> What the exercise asks: Write the entries below out again exactly; any picture in them stays out.

## Start

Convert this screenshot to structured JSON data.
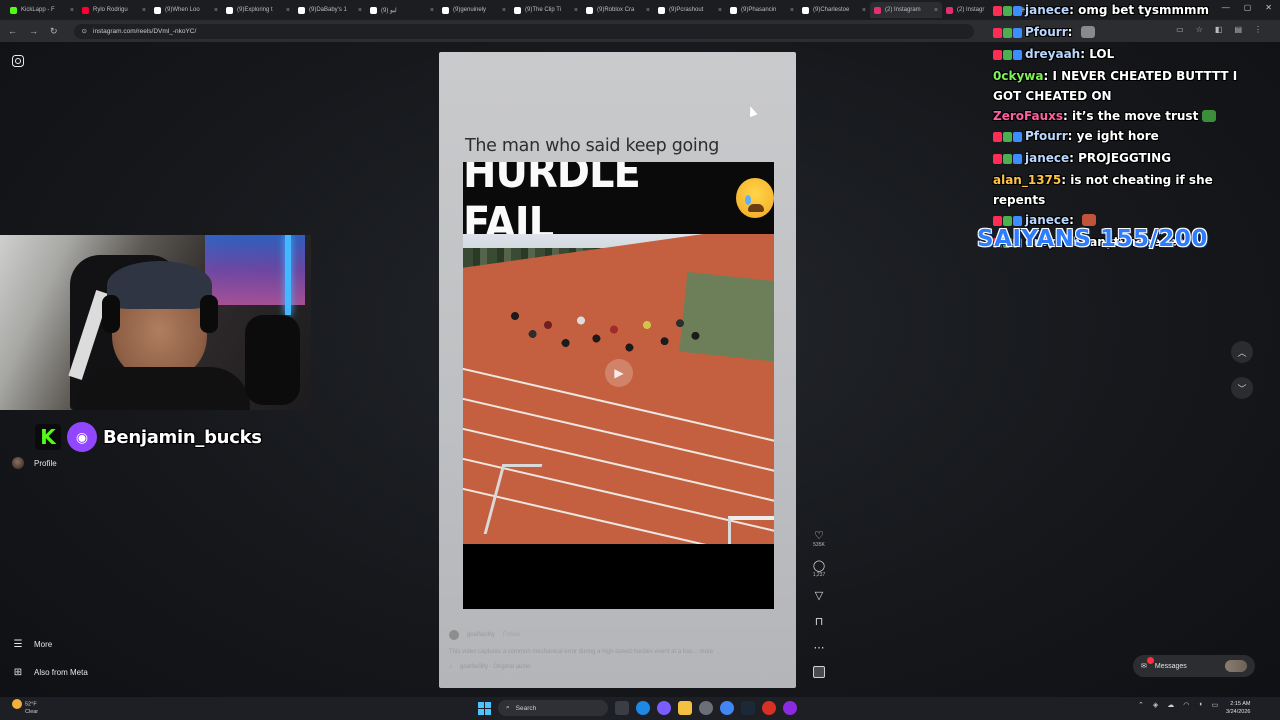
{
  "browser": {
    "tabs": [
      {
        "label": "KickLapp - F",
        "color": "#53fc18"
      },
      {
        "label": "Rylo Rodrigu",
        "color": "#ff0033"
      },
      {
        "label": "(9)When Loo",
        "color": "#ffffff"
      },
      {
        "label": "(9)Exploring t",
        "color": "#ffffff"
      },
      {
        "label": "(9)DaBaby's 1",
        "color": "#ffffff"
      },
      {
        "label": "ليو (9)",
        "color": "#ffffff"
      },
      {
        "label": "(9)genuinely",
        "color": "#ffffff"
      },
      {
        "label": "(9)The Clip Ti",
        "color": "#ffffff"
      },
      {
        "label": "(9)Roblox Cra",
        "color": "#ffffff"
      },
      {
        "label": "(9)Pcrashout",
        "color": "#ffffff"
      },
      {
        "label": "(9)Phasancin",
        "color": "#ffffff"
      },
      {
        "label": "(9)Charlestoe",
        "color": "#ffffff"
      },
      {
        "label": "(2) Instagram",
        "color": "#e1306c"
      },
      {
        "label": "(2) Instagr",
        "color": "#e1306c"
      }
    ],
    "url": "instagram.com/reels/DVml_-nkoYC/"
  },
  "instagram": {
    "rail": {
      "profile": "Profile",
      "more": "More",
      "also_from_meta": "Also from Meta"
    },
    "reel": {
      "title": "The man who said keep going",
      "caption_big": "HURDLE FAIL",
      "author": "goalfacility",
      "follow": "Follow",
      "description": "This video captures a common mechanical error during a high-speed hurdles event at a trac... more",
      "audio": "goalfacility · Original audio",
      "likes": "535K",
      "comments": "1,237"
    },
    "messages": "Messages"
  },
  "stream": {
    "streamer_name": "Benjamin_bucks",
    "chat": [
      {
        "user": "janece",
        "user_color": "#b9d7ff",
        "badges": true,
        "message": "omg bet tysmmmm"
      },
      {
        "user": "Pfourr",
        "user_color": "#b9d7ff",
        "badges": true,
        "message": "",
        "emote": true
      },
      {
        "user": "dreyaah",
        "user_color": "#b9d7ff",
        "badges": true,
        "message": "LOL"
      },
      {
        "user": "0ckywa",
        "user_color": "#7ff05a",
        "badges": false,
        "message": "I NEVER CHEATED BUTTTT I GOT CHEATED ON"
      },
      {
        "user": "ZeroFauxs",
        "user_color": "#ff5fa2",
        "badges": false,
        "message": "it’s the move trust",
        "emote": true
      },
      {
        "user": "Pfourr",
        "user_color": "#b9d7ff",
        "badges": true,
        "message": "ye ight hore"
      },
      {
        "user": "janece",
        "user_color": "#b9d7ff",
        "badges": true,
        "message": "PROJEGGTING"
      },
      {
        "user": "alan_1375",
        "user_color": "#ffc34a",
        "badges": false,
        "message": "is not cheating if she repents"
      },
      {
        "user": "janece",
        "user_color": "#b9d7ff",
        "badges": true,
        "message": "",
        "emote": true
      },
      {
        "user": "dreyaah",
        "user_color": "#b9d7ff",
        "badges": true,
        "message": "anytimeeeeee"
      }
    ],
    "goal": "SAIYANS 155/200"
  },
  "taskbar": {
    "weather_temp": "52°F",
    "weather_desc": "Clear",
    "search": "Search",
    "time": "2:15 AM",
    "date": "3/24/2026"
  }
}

## End

> Result below:
Convert this screenshot to structured JSON data.
{
  "browser": {
    "tabs": [
      {
        "label": "KickLapp - F",
        "color": "#53fc18"
      },
      {
        "label": "Rylo Rodrigu",
        "color": "#ff0033"
      },
      {
        "label": "(9)When Loo",
        "color": "#ffffff"
      },
      {
        "label": "(9)Exploring t",
        "color": "#ffffff"
      },
      {
        "label": "(9)DaBaby's 1",
        "color": "#ffffff"
      },
      {
        "label": "ليو (9)",
        "color": "#ffffff"
      },
      {
        "label": "(9)genuinely",
        "color": "#ffffff"
      },
      {
        "label": "(9)The Clip Ti",
        "color": "#ffffff"
      },
      {
        "label": "(9)Roblox Cra",
        "color": "#ffffff"
      },
      {
        "label": "(9)Pcrashout",
        "color": "#ffffff"
      },
      {
        "label": "(9)Phasancin",
        "color": "#ffffff"
      },
      {
        "label": "(9)Charlestoe",
        "color": "#ffffff"
      },
      {
        "label": "(2) Instagram",
        "color": "#e1306c"
      },
      {
        "label": "(2) Instagr",
        "color": "#e1306c"
      }
    ],
    "url": "instagram.com/reels/DVml_-nkoYC/"
  },
  "instagram": {
    "rail": {
      "profile": "Profile",
      "more": "More",
      "also_from_meta": "Also from Meta"
    },
    "reel": {
      "title": "The man who said keep going",
      "caption_big": "HURDLE FAIL",
      "author": "goalfacility",
      "follow": "Follow",
      "description": "This video captures a common mechanical error during a high-speed hurdles event at a trac... more",
      "audio": "goalfacility · Original audio",
      "likes": "535K",
      "comments": "1,237"
    },
    "messages": "Messages"
  },
  "stream": {
    "streamer_name": "Benjamin_bucks",
    "chat": [
      {
        "user": "janece",
        "user_color": "#b9d7ff",
        "badges": true,
        "message": "omg bet tysmmmm"
      },
      {
        "user": "Pfourr",
        "user_color": "#b9d7ff",
        "badges": true,
        "message": "",
        "emote": true
      },
      {
        "user": "dreyaah",
        "user_color": "#b9d7ff",
        "badges": true,
        "message": "LOL"
      },
      {
        "user": "0ckywa",
        "user_color": "#7ff05a",
        "badges": false,
        "message": "I NEVER CHEATED BUTTTT I GOT CHEATED ON"
      },
      {
        "user": "ZeroFauxs",
        "user_color": "#ff5fa2",
        "badges": false,
        "message": "it’s the move trust",
        "emote": true
      },
      {
        "user": "Pfourr",
        "user_color": "#b9d7ff",
        "badges": true,
        "message": "ye ight hore"
      },
      {
        "user": "janece",
        "user_color": "#b9d7ff",
        "badges": true,
        "message": "PROJEGGTING"
      },
      {
        "user": "alan_1375",
        "user_color": "#ffc34a",
        "badges": false,
        "message": "is not cheating if she repents"
      },
      {
        "user": "janece",
        "user_color": "#b9d7ff",
        "badges": true,
        "message": "",
        "emote": true
      },
      {
        "user": "dreyaah",
        "user_color": "#b9d7ff",
        "badges": true,
        "message": "anytimeeeeee"
      }
    ],
    "goal": "SAIYANS 155/200"
  },
  "taskbar": {
    "weather_temp": "52°F",
    "weather_desc": "Clear",
    "search": "Search",
    "time": "2:15 AM",
    "date": "3/24/2026"
  }
}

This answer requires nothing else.